What is required:
Return every line of the material exactly.

Stored records:

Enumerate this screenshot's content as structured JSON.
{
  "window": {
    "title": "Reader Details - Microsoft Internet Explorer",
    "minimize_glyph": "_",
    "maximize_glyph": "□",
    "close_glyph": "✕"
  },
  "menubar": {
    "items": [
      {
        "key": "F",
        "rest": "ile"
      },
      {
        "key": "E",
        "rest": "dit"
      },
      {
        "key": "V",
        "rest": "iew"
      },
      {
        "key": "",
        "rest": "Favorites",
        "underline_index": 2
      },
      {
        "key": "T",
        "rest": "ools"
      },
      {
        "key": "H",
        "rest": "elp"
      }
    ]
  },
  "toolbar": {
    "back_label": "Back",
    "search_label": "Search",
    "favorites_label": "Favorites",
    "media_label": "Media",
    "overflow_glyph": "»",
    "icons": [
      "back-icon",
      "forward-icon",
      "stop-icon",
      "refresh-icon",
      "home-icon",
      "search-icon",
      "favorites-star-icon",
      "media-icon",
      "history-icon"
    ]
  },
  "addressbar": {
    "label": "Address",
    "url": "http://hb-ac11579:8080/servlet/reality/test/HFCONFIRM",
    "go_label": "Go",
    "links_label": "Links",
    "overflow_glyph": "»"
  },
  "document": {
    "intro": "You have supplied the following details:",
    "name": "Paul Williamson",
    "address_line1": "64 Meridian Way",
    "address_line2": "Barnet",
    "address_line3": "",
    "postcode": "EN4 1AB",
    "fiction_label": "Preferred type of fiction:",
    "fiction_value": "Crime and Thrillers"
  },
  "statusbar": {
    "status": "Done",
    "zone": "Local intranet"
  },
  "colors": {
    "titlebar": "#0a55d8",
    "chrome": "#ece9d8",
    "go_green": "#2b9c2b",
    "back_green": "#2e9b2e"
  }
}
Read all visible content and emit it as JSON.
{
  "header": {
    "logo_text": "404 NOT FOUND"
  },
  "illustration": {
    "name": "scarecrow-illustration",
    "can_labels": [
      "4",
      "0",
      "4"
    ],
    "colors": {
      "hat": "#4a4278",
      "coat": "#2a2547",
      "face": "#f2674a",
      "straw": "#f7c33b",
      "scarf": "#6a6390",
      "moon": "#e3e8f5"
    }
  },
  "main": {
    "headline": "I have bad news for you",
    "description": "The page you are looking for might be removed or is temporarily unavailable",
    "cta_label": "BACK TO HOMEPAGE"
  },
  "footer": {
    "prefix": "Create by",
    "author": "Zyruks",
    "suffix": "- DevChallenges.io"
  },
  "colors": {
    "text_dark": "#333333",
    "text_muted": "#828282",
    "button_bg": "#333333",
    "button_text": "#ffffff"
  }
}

Correct response:
Enumerate this screenshot's content as structured JSON.
{
  "window": {
    "title": "Reader Details - Microsoft Internet Explorer",
    "minimize_glyph": "_",
    "maximize_glyph": "□",
    "close_glyph": "✕"
  },
  "menubar": {
    "items": [
      {
        "key": "F",
        "rest": "ile"
      },
      {
        "key": "E",
        "rest": "dit"
      },
      {
        "key": "V",
        "rest": "iew"
      },
      {
        "key": "",
        "rest": "Favorites",
        "underline_index": 2
      },
      {
        "key": "T",
        "rest": "ools"
      },
      {
        "key": "H",
        "rest": "elp"
      }
    ]
  },
  "toolbar": {
    "back_label": "Back",
    "search_label": "Search",
    "favorites_label": "Favorites",
    "media_label": "Media",
    "overflow_glyph": "»",
    "icons": [
      "back-icon",
      "forward-icon",
      "stop-icon",
      "refresh-icon",
      "home-icon",
      "search-icon",
      "favorites-star-icon",
      "media-icon",
      "history-icon"
    ]
  },
  "addressbar": {
    "label": "Address",
    "url": "http://hb-ac11579:8080/servlet/reality/test/HFCONFIRM",
    "go_label": "Go",
    "links_label": "Links",
    "overflow_glyph": "»"
  },
  "document": {
    "intro": "You have supplied the following details:",
    "name": "Paul Williamson",
    "address_line1": "64 Meridian Way",
    "address_line2": "Barnet",
    "address_line3": "",
    "postcode": "EN4 1AB",
    "fiction_label": "Preferred type of fiction:",
    "fiction_value": "Crime and Thrillers"
  },
  "statusbar": {
    "status": "Done",
    "zone": "Local intranet"
  },
  "colors": {
    "titlebar": "#0a55d8",
    "chrome": "#ece9d8",
    "go_green": "#2b9c2b",
    "back_green": "#2e9b2e"
  }
}
Read all visible content and emit it as JSON.
{
  "header": {
    "logo_text": "404 NOT FOUND"
  },
  "illustration": {
    "name": "scarecrow-illustration",
    "can_labels": [
      "4",
      "0",
      "4"
    ],
    "colors": {
      "hat": "#4a4278",
      "coat": "#2a2547",
      "face": "#f2674a",
      "straw": "#f7c33b",
      "scarf": "#6a6390",
      "moon": "#e3e8f5"
    }
  },
  "main": {
    "headline": "I have bad news for you",
    "description": "The page you are looking for might be removed or is temporarily unavailable",
    "cta_label": "BACK TO HOMEPAGE"
  },
  "footer": {
    "prefix": "Create by",
    "author": "Zyruks",
    "suffix": "- DevChallenges.io"
  },
  "colors": {
    "text_dark": "#333333",
    "text_muted": "#828282",
    "button_bg": "#333333",
    "button_text": "#ffffff"
  }
}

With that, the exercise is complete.